» What the exercise asks
Read through the entries below and return each line with the word "name".

» Given data
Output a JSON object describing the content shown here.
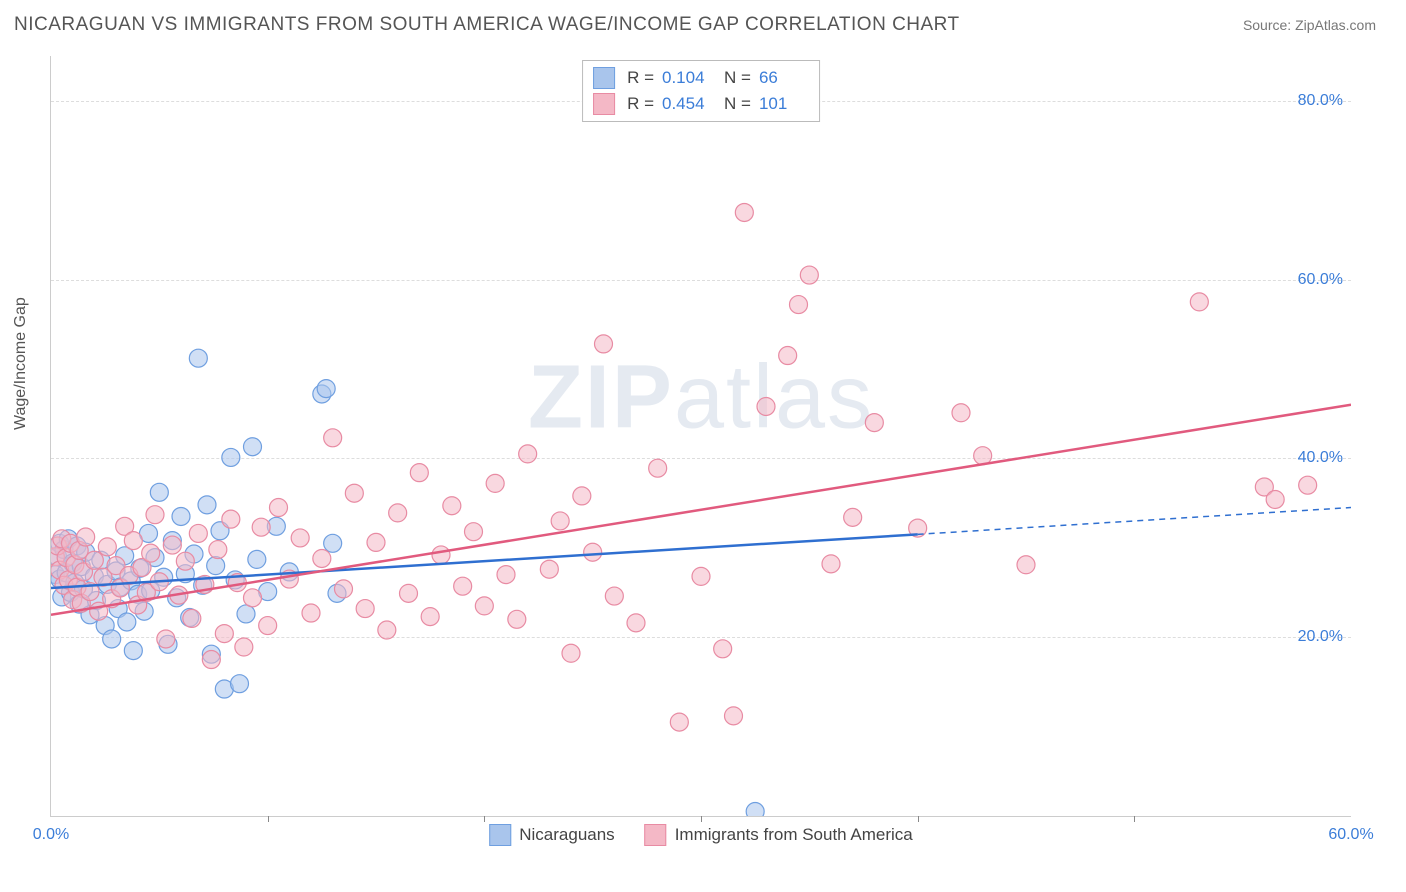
{
  "header": {
    "title": "NICARAGUAN VS IMMIGRANTS FROM SOUTH AMERICA WAGE/INCOME GAP CORRELATION CHART",
    "source": "Source: ZipAtlas.com"
  },
  "chart": {
    "type": "scatter",
    "ylabel": "Wage/Income Gap",
    "watermark": "ZIPatlas",
    "background_color": "#ffffff",
    "grid_color": "#dddddd",
    "axis_color": "#cccccc",
    "tick_color": "#3b7dd8",
    "xlim": [
      0,
      60
    ],
    "ylim": [
      0,
      85
    ],
    "xticks": [
      {
        "v": 0,
        "l": "0.0%"
      },
      {
        "v": 60,
        "l": "60.0%"
      }
    ],
    "yticks": [
      {
        "v": 20,
        "l": "20.0%"
      },
      {
        "v": 40,
        "l": "40.0%"
      },
      {
        "v": 60,
        "l": "60.0%"
      },
      {
        "v": 80,
        "l": "80.0%"
      }
    ],
    "xtick_marks": [
      10,
      20,
      30,
      40,
      50
    ],
    "marker_radius": 9,
    "marker_opacity": 0.55,
    "marker_stroke_width": 1.2,
    "line_width": 2.5,
    "series": [
      {
        "name": "Nicaraguans",
        "color_fill": "#a9c5ec",
        "color_stroke": "#6f9fe0",
        "line_color": "#2f6fd0",
        "r": "0.104",
        "n": "66",
        "trend": {
          "x1": 0,
          "y1": 25.5,
          "x2": 40,
          "y2": 31.5,
          "ext_x2": 60,
          "ext_y2": 34.5
        },
        "points": [
          [
            0.2,
            27
          ],
          [
            0.3,
            29
          ],
          [
            0.4,
            30.5
          ],
          [
            0.4,
            26.5
          ],
          [
            0.5,
            24.5
          ],
          [
            0.6,
            29.8
          ],
          [
            0.7,
            27.2
          ],
          [
            0.8,
            31
          ],
          [
            0.9,
            25
          ],
          [
            1.0,
            28.3
          ],
          [
            1.1,
            26.1
          ],
          [
            1.2,
            30.2
          ],
          [
            1.3,
            23.7
          ],
          [
            1.4,
            27.9
          ],
          [
            1.5,
            25.4
          ],
          [
            1.6,
            29.5
          ],
          [
            1.8,
            22.5
          ],
          [
            2.0,
            26.8
          ],
          [
            2.1,
            24.1
          ],
          [
            2.3,
            28.6
          ],
          [
            2.5,
            21.3
          ],
          [
            2.6,
            25.9
          ],
          [
            2.8,
            19.8
          ],
          [
            3.0,
            27.4
          ],
          [
            3.1,
            23.2
          ],
          [
            3.2,
            25.6
          ],
          [
            3.4,
            29.1
          ],
          [
            3.5,
            21.7
          ],
          [
            3.7,
            26.3
          ],
          [
            3.8,
            18.5
          ],
          [
            4.0,
            24.8
          ],
          [
            4.1,
            27.7
          ],
          [
            4.3,
            22.9
          ],
          [
            4.5,
            31.6
          ],
          [
            4.6,
            25.2
          ],
          [
            4.8,
            28.9
          ],
          [
            5.0,
            36.2
          ],
          [
            5.2,
            26.7
          ],
          [
            5.4,
            19.2
          ],
          [
            5.6,
            30.8
          ],
          [
            5.8,
            24.4
          ],
          [
            6.0,
            33.5
          ],
          [
            6.2,
            27.1
          ],
          [
            6.4,
            22.2
          ],
          [
            6.6,
            29.3
          ],
          [
            6.8,
            51.2
          ],
          [
            7.0,
            25.8
          ],
          [
            7.2,
            34.8
          ],
          [
            7.4,
            18.1
          ],
          [
            7.6,
            28.0
          ],
          [
            7.8,
            31.9
          ],
          [
            8.0,
            14.2
          ],
          [
            8.3,
            40.1
          ],
          [
            8.5,
            26.4
          ],
          [
            8.7,
            14.8
          ],
          [
            9.0,
            22.6
          ],
          [
            9.3,
            41.3
          ],
          [
            9.5,
            28.7
          ],
          [
            10.0,
            25.1
          ],
          [
            10.4,
            32.4
          ],
          [
            12.5,
            47.2
          ],
          [
            12.7,
            47.8
          ],
          [
            13.0,
            30.5
          ],
          [
            13.2,
            24.9
          ],
          [
            32.5,
            0.5
          ],
          [
            11.0,
            27.3
          ]
        ]
      },
      {
        "name": "Immigrants from South America",
        "color_fill": "#f4b8c6",
        "color_stroke": "#e88ba3",
        "line_color": "#e15a7e",
        "r": "0.454",
        "n": "101",
        "trend": {
          "x1": 0,
          "y1": 22.5,
          "x2": 60,
          "y2": 46.0
        },
        "points": [
          [
            0.2,
            29
          ],
          [
            0.3,
            30.2
          ],
          [
            0.4,
            27.5
          ],
          [
            0.5,
            31
          ],
          [
            0.6,
            25.8
          ],
          [
            0.7,
            28.9
          ],
          [
            0.8,
            26.4
          ],
          [
            0.9,
            30.5
          ],
          [
            1.0,
            24.2
          ],
          [
            1.1,
            28.1
          ],
          [
            1.2,
            25.6
          ],
          [
            1.3,
            29.7
          ],
          [
            1.4,
            23.8
          ],
          [
            1.5,
            27.3
          ],
          [
            1.6,
            31.2
          ],
          [
            1.8,
            25.1
          ],
          [
            2.0,
            28.6
          ],
          [
            2.2,
            22.9
          ],
          [
            2.4,
            26.7
          ],
          [
            2.6,
            30.1
          ],
          [
            2.8,
            24.3
          ],
          [
            3.0,
            28.0
          ],
          [
            3.2,
            25.5
          ],
          [
            3.4,
            32.4
          ],
          [
            3.6,
            26.9
          ],
          [
            3.8,
            30.8
          ],
          [
            4.0,
            23.6
          ],
          [
            4.2,
            27.8
          ],
          [
            4.4,
            25.0
          ],
          [
            4.6,
            29.4
          ],
          [
            4.8,
            33.7
          ],
          [
            5.0,
            26.2
          ],
          [
            5.3,
            19.8
          ],
          [
            5.6,
            30.3
          ],
          [
            5.9,
            24.7
          ],
          [
            6.2,
            28.5
          ],
          [
            6.5,
            22.1
          ],
          [
            6.8,
            31.6
          ],
          [
            7.1,
            25.9
          ],
          [
            7.4,
            17.5
          ],
          [
            7.7,
            29.8
          ],
          [
            8.0,
            20.4
          ],
          [
            8.3,
            33.2
          ],
          [
            8.6,
            26.1
          ],
          [
            8.9,
            18.9
          ],
          [
            9.3,
            24.4
          ],
          [
            9.7,
            32.3
          ],
          [
            10.0,
            21.3
          ],
          [
            10.5,
            34.5
          ],
          [
            11.0,
            26.5
          ],
          [
            11.5,
            31.1
          ],
          [
            12.0,
            22.7
          ],
          [
            12.5,
            28.8
          ],
          [
            13.0,
            42.3
          ],
          [
            13.5,
            25.4
          ],
          [
            14.0,
            36.1
          ],
          [
            14.5,
            23.2
          ],
          [
            15.0,
            30.6
          ],
          [
            15.5,
            20.8
          ],
          [
            16.0,
            33.9
          ],
          [
            16.5,
            24.9
          ],
          [
            17.0,
            38.4
          ],
          [
            17.5,
            22.3
          ],
          [
            18.0,
            29.2
          ],
          [
            18.5,
            34.7
          ],
          [
            19.0,
            25.7
          ],
          [
            19.5,
            31.8
          ],
          [
            20.0,
            23.5
          ],
          [
            20.5,
            37.2
          ],
          [
            21.0,
            27.0
          ],
          [
            21.5,
            22.0
          ],
          [
            22.0,
            40.5
          ],
          [
            23.0,
            27.6
          ],
          [
            23.5,
            33.0
          ],
          [
            24.0,
            18.2
          ],
          [
            24.5,
            35.8
          ],
          [
            25.0,
            29.5
          ],
          [
            25.5,
            52.8
          ],
          [
            26.0,
            24.6
          ],
          [
            27.0,
            21.6
          ],
          [
            28.0,
            38.9
          ],
          [
            29.0,
            10.5
          ],
          [
            30.0,
            26.8
          ],
          [
            31.0,
            18.7
          ],
          [
            31.5,
            11.2
          ],
          [
            32.0,
            67.5
          ],
          [
            33.0,
            45.8
          ],
          [
            34.0,
            51.5
          ],
          [
            34.5,
            57.2
          ],
          [
            35.0,
            60.5
          ],
          [
            36.0,
            28.2
          ],
          [
            37.0,
            33.4
          ],
          [
            38.0,
            44.0
          ],
          [
            40.0,
            32.2
          ],
          [
            42.0,
            45.1
          ],
          [
            43.0,
            40.3
          ],
          [
            45.0,
            28.1
          ],
          [
            53.0,
            57.5
          ],
          [
            56.0,
            36.8
          ],
          [
            56.5,
            35.4
          ],
          [
            58.0,
            37.0
          ]
        ]
      }
    ]
  }
}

» Result
        "name": "Nicaraguans",
        "name": "Immigrants from South America",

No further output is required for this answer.